• _Information shown_
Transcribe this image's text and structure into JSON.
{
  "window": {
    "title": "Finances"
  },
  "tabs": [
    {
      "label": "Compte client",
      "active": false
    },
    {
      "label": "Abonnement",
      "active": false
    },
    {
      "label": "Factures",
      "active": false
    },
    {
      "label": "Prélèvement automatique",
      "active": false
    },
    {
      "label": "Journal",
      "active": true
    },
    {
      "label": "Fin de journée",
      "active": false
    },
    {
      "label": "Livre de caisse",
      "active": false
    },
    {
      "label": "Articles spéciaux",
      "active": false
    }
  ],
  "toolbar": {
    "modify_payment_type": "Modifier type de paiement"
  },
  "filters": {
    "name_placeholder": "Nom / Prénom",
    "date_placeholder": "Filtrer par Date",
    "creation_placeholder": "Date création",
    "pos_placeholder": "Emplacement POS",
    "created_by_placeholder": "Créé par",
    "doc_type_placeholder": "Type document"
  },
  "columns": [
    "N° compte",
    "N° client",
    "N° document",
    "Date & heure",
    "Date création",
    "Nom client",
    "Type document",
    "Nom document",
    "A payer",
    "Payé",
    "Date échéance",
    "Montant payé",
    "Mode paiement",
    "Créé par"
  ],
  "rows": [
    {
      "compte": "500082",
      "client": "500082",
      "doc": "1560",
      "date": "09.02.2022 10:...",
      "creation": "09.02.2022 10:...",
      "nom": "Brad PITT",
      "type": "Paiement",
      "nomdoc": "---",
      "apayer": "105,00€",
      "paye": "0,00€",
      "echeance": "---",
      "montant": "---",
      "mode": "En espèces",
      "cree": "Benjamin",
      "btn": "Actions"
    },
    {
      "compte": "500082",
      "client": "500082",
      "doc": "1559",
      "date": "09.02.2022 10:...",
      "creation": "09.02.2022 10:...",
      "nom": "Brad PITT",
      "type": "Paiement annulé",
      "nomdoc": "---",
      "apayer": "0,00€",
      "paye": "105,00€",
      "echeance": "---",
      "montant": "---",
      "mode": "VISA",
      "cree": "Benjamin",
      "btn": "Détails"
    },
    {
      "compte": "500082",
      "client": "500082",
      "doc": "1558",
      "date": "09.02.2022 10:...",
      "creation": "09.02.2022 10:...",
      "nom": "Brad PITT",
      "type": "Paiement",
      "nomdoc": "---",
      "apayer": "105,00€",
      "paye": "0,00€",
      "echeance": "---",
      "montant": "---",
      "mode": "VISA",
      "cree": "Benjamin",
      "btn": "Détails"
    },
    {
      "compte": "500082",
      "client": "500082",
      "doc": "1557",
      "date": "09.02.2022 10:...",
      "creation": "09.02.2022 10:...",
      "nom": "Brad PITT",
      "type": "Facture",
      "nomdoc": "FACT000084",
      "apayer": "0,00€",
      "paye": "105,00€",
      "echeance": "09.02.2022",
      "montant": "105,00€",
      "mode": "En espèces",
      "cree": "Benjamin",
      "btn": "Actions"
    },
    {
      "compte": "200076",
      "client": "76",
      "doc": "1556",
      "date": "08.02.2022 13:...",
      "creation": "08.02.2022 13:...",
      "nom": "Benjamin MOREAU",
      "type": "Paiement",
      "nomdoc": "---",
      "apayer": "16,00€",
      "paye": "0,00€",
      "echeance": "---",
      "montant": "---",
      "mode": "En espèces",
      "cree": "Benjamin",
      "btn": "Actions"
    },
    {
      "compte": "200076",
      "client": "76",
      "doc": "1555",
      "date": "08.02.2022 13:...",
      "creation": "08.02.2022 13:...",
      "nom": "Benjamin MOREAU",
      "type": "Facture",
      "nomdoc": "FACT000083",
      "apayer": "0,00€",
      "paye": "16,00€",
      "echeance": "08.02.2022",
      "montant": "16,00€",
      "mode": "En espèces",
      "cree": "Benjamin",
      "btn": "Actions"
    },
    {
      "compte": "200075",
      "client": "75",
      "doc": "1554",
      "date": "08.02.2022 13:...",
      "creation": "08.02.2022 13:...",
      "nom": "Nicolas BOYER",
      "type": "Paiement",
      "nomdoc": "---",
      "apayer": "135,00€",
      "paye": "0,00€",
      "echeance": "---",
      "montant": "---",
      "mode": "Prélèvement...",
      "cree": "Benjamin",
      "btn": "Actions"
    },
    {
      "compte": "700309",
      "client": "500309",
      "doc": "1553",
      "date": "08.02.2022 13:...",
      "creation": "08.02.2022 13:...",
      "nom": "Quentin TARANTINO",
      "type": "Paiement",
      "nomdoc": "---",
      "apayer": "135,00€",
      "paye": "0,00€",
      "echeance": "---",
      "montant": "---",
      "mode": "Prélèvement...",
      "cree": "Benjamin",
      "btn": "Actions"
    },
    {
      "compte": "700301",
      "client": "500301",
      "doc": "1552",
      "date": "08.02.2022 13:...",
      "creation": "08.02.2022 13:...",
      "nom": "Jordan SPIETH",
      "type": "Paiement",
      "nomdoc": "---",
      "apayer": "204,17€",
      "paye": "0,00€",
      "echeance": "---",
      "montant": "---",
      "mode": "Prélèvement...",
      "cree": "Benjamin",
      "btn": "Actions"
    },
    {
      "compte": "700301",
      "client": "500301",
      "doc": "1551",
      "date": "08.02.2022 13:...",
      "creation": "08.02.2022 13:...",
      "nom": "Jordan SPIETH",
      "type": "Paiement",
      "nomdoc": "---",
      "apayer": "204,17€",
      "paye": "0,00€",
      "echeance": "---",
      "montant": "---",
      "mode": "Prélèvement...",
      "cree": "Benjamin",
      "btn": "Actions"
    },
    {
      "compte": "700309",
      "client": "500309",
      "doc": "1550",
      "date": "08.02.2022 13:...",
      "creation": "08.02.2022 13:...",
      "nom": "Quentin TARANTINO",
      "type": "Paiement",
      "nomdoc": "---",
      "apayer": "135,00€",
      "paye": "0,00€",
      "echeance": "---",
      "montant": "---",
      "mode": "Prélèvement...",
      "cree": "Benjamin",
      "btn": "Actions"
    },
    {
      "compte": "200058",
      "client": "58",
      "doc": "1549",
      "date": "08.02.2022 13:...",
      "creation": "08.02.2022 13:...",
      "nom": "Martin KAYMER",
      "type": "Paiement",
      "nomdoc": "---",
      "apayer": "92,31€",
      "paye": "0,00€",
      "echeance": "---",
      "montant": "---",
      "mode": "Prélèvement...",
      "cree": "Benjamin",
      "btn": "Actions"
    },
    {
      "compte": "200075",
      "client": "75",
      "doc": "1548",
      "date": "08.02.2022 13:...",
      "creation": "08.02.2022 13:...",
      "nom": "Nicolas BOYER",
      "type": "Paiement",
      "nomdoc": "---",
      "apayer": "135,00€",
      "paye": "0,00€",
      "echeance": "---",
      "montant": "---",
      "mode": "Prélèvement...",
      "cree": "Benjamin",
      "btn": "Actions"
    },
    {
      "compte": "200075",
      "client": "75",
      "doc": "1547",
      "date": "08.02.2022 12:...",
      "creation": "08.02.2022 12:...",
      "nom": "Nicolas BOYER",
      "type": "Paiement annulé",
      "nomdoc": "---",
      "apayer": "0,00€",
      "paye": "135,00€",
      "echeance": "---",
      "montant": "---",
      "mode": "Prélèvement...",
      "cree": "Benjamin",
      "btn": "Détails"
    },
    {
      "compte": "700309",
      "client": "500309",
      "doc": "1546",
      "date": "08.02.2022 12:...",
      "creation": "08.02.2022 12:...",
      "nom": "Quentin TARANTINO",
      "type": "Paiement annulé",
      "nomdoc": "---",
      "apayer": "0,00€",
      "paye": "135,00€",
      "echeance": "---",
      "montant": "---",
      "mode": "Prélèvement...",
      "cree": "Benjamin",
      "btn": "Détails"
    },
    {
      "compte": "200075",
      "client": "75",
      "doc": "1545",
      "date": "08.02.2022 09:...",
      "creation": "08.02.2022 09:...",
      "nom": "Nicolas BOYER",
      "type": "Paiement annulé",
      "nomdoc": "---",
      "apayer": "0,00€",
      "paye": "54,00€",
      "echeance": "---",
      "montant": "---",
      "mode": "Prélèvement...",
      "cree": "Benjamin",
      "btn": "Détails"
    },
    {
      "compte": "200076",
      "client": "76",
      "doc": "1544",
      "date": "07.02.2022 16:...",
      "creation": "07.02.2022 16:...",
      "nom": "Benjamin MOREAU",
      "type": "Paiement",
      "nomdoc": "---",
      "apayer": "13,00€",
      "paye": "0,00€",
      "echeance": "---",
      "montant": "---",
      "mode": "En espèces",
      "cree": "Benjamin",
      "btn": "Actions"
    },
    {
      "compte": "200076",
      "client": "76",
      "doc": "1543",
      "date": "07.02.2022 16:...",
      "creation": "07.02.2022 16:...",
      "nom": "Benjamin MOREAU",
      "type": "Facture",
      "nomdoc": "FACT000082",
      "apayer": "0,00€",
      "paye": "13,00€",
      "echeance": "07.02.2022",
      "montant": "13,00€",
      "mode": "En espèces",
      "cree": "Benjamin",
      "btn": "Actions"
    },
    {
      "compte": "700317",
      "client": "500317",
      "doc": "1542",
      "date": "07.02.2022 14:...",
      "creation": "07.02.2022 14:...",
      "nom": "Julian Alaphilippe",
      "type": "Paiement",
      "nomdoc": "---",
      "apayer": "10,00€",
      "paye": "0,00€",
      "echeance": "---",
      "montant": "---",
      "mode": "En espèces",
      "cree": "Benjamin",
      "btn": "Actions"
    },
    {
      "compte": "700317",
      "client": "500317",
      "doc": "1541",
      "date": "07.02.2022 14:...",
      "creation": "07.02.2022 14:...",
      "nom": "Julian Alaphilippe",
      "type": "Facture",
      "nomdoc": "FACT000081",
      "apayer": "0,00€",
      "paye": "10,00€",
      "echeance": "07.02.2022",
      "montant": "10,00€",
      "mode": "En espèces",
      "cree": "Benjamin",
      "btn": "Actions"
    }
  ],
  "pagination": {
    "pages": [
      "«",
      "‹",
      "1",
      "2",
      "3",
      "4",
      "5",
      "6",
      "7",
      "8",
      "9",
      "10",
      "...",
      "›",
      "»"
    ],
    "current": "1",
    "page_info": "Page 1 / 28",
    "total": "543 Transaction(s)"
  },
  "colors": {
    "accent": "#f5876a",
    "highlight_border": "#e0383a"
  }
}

• _Aim of the exercise_
Looking at the entries above, how many lines contain the word "Créé"? Answer with the number alone.

• _Exercise result_
2